══ Data supplied

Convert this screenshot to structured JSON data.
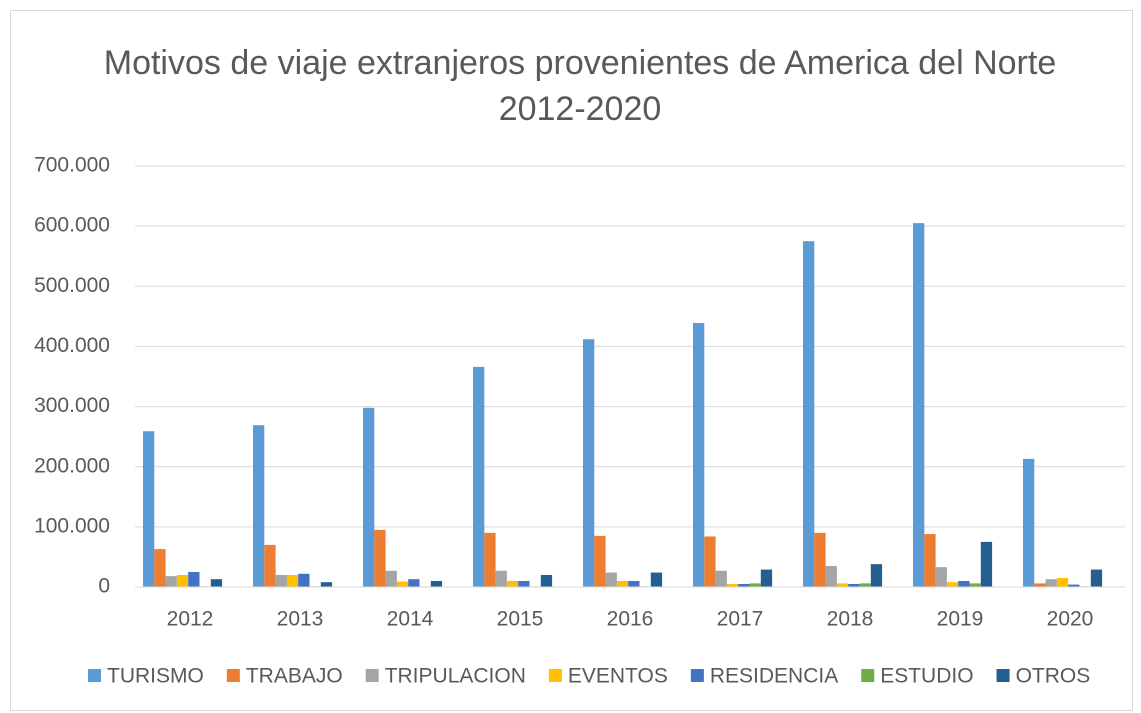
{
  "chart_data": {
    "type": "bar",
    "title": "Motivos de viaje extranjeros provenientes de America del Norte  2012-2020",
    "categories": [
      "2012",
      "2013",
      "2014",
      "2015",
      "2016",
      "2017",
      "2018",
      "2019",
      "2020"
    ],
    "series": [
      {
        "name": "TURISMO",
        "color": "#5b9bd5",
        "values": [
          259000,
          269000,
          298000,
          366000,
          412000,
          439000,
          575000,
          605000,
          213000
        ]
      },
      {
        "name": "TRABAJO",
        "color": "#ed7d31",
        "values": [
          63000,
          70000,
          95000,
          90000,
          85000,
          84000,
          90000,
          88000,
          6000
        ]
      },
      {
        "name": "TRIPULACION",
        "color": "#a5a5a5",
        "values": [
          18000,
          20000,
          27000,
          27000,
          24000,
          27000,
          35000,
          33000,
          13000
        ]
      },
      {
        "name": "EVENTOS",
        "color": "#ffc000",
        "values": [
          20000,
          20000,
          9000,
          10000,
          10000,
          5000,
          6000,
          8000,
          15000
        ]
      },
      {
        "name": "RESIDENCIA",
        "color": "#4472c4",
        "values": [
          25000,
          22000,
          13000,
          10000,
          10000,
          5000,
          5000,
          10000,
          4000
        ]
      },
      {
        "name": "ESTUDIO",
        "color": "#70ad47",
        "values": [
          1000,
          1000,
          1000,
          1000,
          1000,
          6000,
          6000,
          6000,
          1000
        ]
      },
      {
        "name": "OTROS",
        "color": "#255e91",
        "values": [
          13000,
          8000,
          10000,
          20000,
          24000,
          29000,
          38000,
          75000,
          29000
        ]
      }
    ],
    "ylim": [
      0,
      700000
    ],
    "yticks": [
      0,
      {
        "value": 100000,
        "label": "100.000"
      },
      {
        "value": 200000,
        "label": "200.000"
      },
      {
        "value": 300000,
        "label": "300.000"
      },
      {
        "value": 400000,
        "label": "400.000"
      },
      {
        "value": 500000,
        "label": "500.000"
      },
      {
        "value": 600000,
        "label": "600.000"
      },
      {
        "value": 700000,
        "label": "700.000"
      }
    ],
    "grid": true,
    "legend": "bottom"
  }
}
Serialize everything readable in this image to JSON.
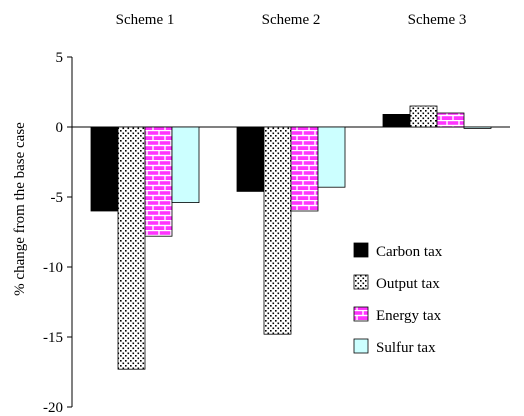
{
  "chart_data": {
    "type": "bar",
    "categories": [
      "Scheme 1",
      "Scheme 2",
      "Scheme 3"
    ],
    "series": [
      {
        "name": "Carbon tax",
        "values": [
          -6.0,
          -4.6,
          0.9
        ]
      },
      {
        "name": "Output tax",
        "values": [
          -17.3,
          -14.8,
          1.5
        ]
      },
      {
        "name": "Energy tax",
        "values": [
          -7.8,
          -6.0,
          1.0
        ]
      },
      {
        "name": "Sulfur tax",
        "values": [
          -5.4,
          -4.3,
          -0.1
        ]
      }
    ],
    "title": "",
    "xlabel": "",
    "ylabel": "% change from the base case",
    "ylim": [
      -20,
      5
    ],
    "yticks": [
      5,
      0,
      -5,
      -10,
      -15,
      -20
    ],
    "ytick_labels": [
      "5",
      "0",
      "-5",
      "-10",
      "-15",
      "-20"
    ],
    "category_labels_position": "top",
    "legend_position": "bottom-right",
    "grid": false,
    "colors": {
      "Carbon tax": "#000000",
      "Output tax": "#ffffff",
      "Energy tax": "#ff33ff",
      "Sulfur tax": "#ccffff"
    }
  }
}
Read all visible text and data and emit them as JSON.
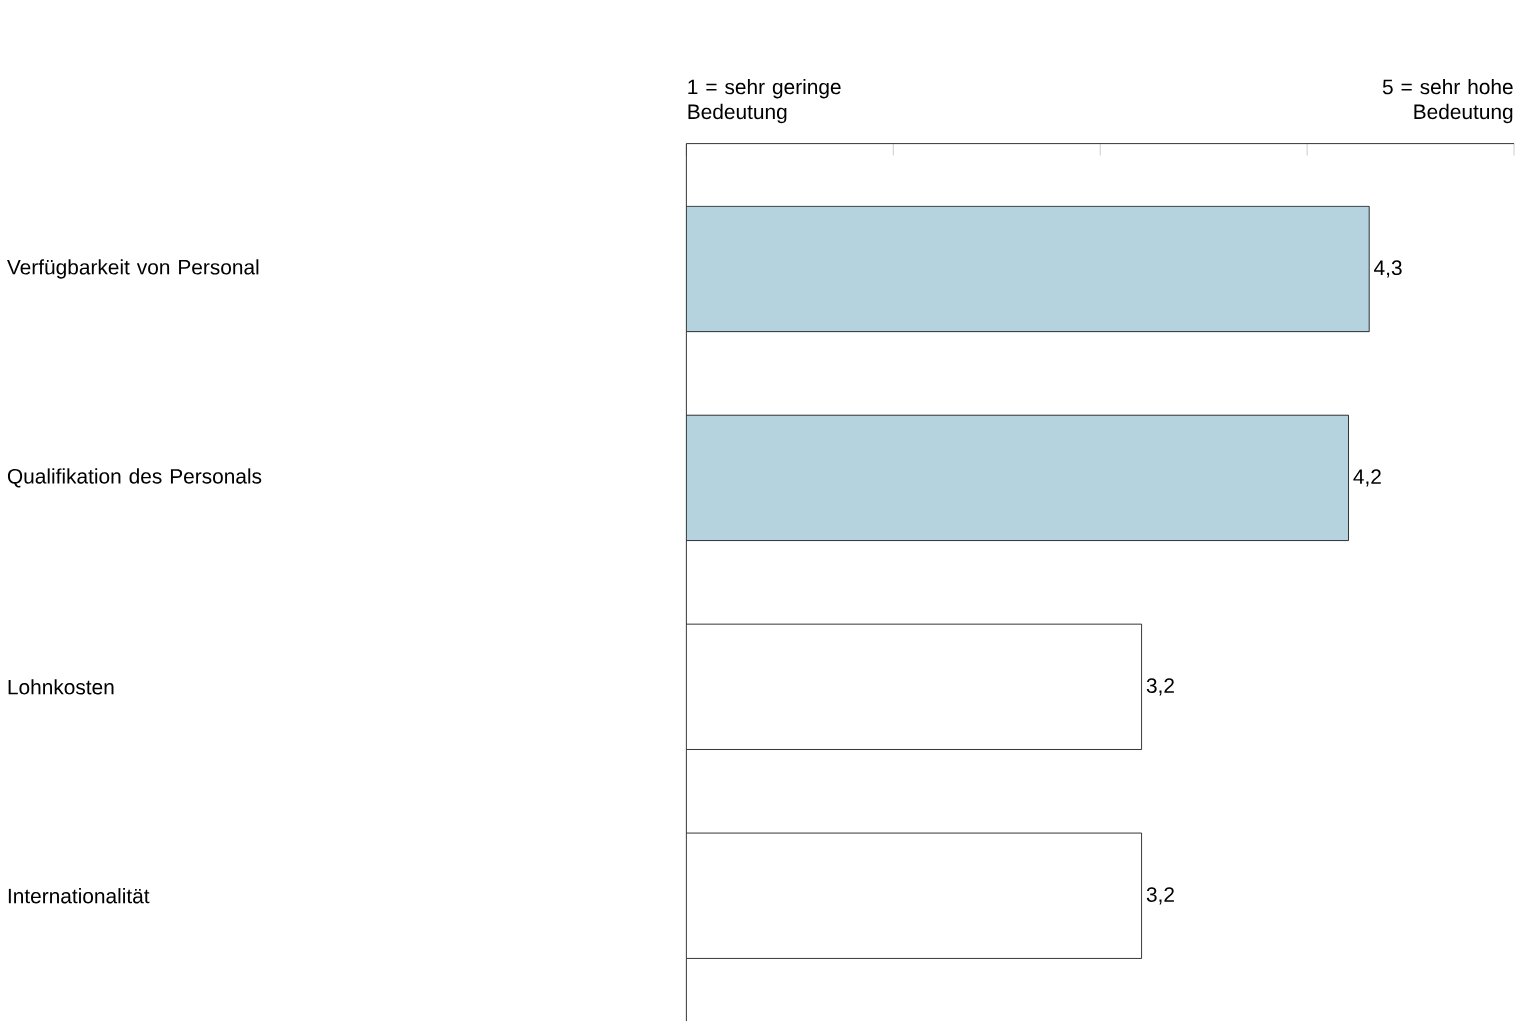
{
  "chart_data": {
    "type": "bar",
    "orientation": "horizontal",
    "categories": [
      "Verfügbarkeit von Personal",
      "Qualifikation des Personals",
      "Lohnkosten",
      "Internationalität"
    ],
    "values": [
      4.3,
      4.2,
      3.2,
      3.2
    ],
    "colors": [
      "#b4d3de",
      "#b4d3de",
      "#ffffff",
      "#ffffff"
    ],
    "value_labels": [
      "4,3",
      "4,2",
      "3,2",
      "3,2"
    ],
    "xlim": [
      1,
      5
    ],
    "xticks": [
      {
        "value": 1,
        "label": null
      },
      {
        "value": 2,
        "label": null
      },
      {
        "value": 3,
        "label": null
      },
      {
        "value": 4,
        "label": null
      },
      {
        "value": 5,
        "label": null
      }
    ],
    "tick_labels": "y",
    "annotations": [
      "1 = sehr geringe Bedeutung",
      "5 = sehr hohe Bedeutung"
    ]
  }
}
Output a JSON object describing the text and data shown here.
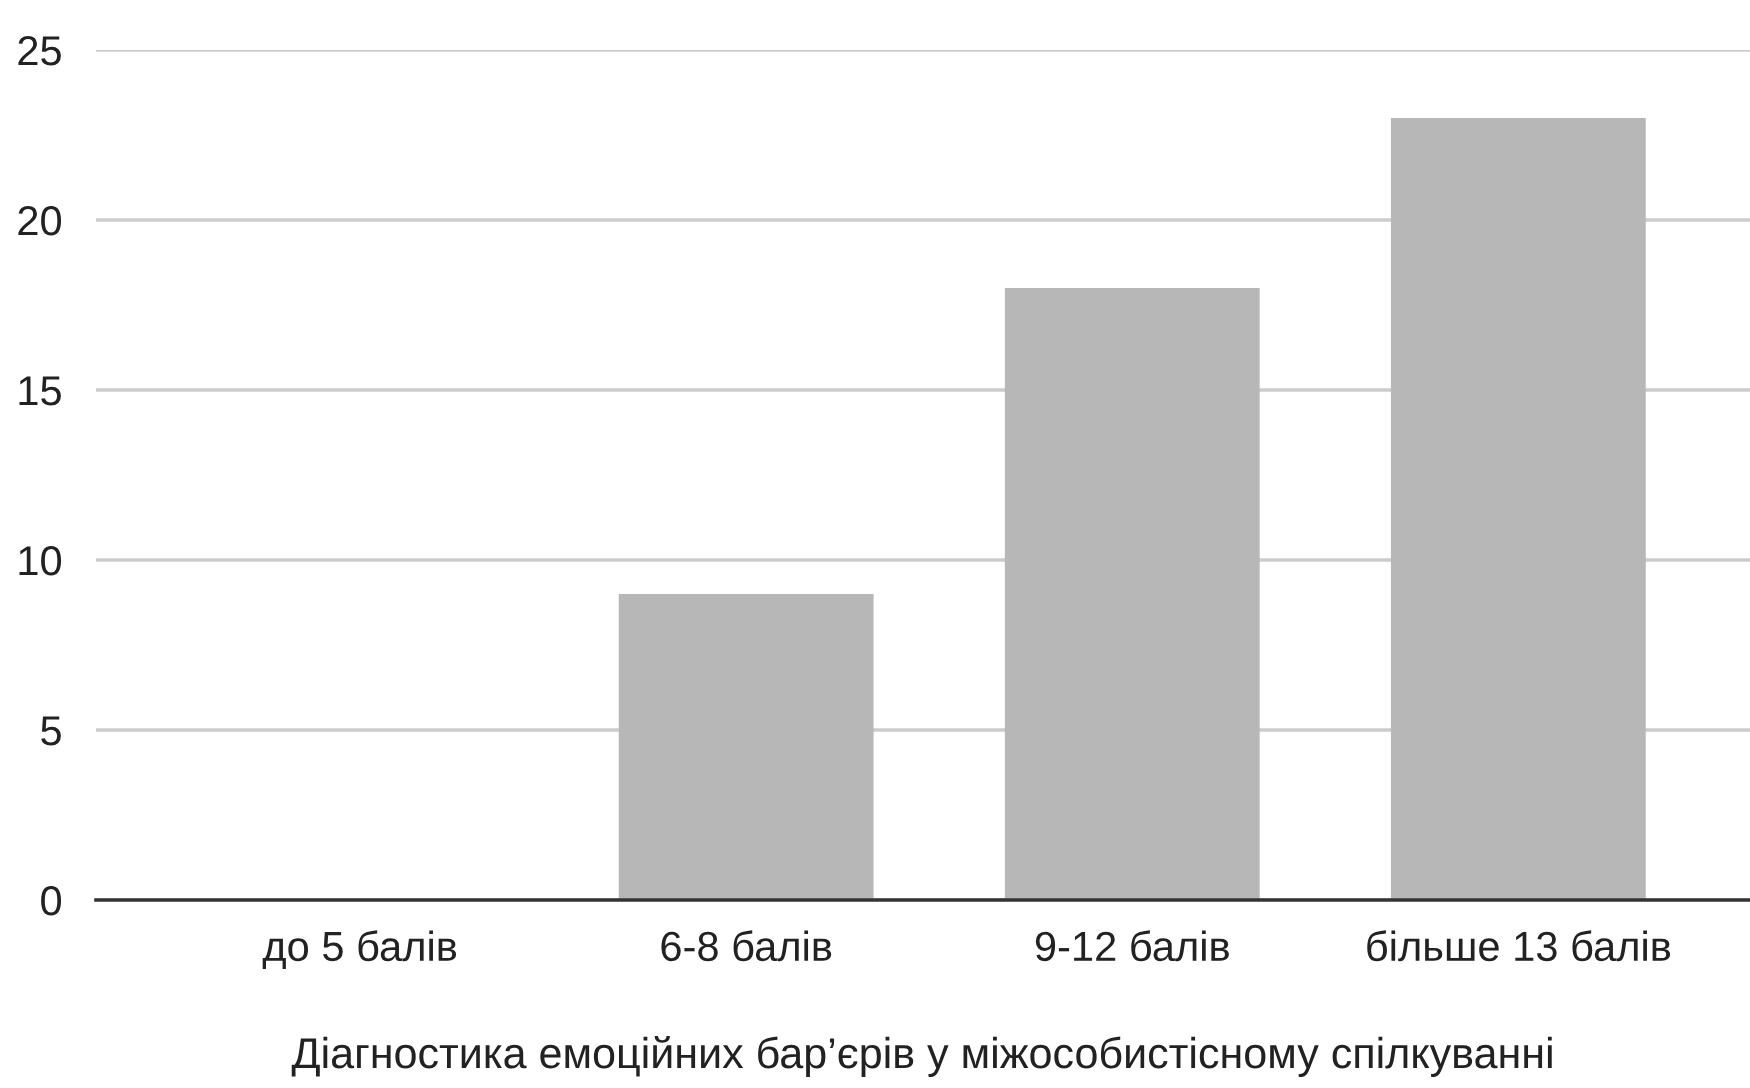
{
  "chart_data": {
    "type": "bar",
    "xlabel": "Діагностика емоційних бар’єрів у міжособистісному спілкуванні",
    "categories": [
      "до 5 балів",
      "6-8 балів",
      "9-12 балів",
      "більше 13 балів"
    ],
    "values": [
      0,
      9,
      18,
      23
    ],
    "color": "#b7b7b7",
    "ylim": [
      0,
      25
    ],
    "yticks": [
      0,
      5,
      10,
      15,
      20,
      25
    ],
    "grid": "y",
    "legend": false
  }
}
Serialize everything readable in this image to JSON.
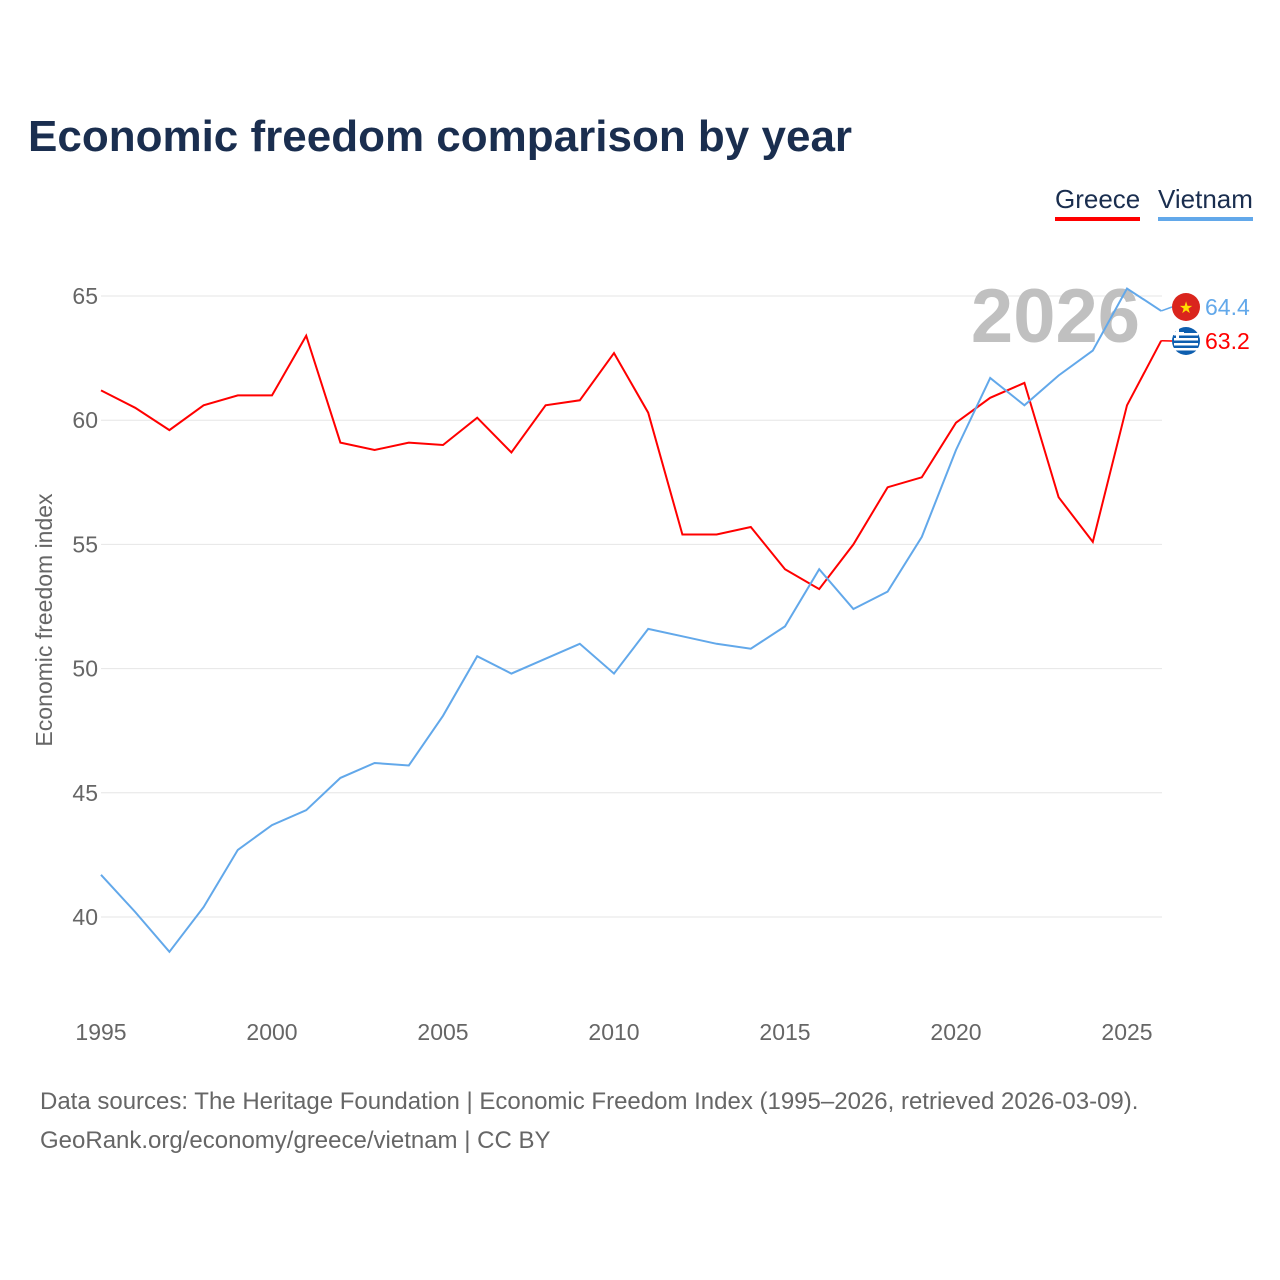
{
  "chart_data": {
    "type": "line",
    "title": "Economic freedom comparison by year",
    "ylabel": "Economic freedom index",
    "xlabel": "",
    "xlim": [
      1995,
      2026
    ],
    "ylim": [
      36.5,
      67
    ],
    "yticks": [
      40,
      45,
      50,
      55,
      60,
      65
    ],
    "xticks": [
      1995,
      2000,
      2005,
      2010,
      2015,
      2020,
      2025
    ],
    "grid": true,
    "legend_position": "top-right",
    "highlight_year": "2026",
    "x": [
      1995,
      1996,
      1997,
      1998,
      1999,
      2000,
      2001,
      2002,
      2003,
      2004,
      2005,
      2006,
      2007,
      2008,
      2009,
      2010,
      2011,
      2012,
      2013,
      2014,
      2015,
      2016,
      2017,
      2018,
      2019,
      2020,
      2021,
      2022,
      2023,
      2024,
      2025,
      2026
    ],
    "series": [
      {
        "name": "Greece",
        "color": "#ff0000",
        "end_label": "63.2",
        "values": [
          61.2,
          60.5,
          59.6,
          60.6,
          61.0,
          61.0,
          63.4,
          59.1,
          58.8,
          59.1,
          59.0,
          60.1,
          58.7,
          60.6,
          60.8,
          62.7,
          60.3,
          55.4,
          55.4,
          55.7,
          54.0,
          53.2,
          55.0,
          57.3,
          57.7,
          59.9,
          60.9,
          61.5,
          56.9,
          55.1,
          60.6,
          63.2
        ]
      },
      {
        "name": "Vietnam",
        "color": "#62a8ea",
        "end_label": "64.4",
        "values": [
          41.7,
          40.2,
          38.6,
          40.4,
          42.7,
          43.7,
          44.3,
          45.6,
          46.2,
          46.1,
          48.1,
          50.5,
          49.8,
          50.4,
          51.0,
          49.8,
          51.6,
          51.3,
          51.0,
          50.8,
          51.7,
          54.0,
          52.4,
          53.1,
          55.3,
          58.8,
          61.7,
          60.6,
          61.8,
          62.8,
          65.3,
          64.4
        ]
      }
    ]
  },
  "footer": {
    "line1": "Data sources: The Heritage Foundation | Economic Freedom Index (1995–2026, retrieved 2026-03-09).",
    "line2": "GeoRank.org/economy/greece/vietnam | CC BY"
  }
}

════

What you will do -
Copy out every line of the listing that contains the string "балів".

Response to this task -
      "до 5 балів",
      "6-8 балів",
      "9-12 балів",
      "більше 13 балів"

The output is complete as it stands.